(Written instruction)
Retype the records below exactly as they appear.

(Provided records)
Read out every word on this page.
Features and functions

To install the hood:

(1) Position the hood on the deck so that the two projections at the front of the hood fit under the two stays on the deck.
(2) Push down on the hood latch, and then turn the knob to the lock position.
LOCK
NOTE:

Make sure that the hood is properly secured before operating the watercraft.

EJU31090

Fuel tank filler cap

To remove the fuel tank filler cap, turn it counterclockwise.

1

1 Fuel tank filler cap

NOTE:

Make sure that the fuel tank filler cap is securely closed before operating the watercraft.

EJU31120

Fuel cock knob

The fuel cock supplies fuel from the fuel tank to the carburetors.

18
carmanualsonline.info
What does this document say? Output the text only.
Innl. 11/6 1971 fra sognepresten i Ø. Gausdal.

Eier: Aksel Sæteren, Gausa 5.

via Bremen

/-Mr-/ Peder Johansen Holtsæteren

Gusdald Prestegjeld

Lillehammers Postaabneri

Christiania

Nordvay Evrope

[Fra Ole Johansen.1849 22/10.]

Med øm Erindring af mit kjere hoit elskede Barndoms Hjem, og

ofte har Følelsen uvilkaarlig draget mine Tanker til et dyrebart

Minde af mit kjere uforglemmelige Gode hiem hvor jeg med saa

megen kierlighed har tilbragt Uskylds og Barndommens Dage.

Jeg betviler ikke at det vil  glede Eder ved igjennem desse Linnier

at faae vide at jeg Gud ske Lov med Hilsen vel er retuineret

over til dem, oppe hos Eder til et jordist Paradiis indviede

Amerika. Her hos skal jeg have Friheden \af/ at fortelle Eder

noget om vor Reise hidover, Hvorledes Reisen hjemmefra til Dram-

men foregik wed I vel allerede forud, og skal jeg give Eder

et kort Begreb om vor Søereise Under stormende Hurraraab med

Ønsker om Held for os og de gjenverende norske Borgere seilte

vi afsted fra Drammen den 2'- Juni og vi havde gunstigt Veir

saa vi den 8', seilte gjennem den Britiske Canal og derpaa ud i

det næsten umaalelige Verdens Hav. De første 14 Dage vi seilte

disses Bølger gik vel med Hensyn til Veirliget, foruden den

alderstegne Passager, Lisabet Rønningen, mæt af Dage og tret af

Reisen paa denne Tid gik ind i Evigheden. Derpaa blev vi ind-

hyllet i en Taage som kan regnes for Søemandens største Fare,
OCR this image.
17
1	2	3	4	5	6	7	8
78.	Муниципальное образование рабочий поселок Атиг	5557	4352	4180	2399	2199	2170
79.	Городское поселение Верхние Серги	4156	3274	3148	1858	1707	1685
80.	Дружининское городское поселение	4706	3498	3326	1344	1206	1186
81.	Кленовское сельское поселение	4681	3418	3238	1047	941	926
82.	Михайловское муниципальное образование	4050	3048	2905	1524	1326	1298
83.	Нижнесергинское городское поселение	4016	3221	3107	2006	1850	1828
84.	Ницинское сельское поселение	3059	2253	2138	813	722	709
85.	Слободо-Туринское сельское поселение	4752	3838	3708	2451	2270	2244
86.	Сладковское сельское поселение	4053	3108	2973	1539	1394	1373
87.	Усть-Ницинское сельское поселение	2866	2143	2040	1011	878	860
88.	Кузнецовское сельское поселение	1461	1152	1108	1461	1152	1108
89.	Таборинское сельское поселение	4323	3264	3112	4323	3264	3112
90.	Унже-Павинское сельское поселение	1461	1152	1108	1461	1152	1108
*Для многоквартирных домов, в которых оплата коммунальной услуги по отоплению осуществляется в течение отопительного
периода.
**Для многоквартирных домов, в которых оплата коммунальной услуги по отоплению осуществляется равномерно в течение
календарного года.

(Task answer)
Read out every word on this page.
Features and functions

To install the hood:

(1) Position the hood on the deck so that the two projections at the front of the hood fit under the two stays on the deck.
(2) Push down on the hood latch, and then turn the knob to the lock position.
LOCK
NOTE:

Make sure that the hood is properly secured before operating the watercraft.

EJU31090

Fuel tank filler cap

To remove the fuel tank filler cap, turn it counterclockwise.

1

1 Fuel tank filler cap

NOTE:

Make sure that the fuel tank filler cap is securely closed before operating the watercraft.

EJU31120

Fuel cock knob

The fuel cock supplies fuel from the fuel tank to the carburetors.

18
carmanualsonline.info
What does this document say? Output the text only.
Innl. 11/6 1971 fra sognepresten i Ø. Gausdal.

Eier: Aksel Sæteren, Gausa 5.

via Bremen

/-Mr-/ Peder Johansen Holtsæteren

Gusdald Prestegjeld

Lillehammers Postaabneri

Christiania

Nordvay Evrope

[Fra Ole Johansen.1849 22/10.]

Med øm Erindring af mit kjere hoit elskede Barndoms Hjem, og

ofte har Følelsen uvilkaarlig draget mine Tanker til et dyrebart

Minde af mit kjere uforglemmelige Gode hiem hvor jeg med saa

megen kierlighed har tilbragt Uskylds og Barndommens Dage.

Jeg betviler ikke at det vil  glede Eder ved igjennem desse Linnier

at faae vide at jeg Gud ske Lov med Hilsen vel er retuineret

over til dem, oppe hos Eder til et jordist Paradiis indviede

Amerika. Her hos skal jeg have Friheden \af/ at fortelle Eder

noget om vor Reise hidover, Hvorledes Reisen hjemmefra til Dram-

men foregik wed I vel allerede forud, og skal jeg give Eder

et kort Begreb om vor Søereise Under stormende Hurraraab med

Ønsker om Held for os og de gjenverende norske Borgere seilte

vi afsted fra Drammen den 2'- Juni og vi havde gunstigt Veir

saa vi den 8', seilte gjennem den Britiske Canal og derpaa ud i

det næsten umaalelige Verdens Hav. De første 14 Dage vi seilte

disses Bølger gik vel med Hensyn til Veirliget, foruden den

alderstegne Passager, Lisabet Rønningen, mæt af Dage og tret af

Reisen paa denne Tid gik ind i Evigheden. Derpaa blev vi ind-

hyllet i en Taage som kan regnes for Søemandens største Fare,
OCR this image.
17
1	2	3	4	5	6	7	8
78.	Муниципальное образование рабочий поселок Атиг	5557	4352	4180	2399	2199	2170
79.	Городское поселение Верхние Серги	4156	3274	3148	1858	1707	1685
80.	Дружининское городское поселение	4706	3498	3326	1344	1206	1186
81.	Кленовское сельское поселение	4681	3418	3238	1047	941	926
82.	Михайловское муниципальное образование	4050	3048	2905	1524	1326	1298
83.	Нижнесергинское городское поселение	4016	3221	3107	2006	1850	1828
84.	Ницинское сельское поселение	3059	2253	2138	813	722	709
85.	Слободо-Туринское сельское поселение	4752	3838	3708	2451	2270	2244
86.	Сладковское сельское поселение	4053	3108	2973	1539	1394	1373
87.	Усть-Ницинское сельское поселение	2866	2143	2040	1011	878	860
88.	Кузнецовское сельское поселение	1461	1152	1108	1461	1152	1108
89.	Таборинское сельское поселение	4323	3264	3112	4323	3264	3112
90.	Унже-Павинское сельское поселение	1461	1152	1108	1461	1152	1108
*Для многоквартирных домов, в которых оплата коммунальной услуги по отоплению осуществляется в течение отопительного
периода.
**Для многоквартирных домов, в которых оплата коммунальной услуги по отоплению осуществляется равномерно в течение
календарного года.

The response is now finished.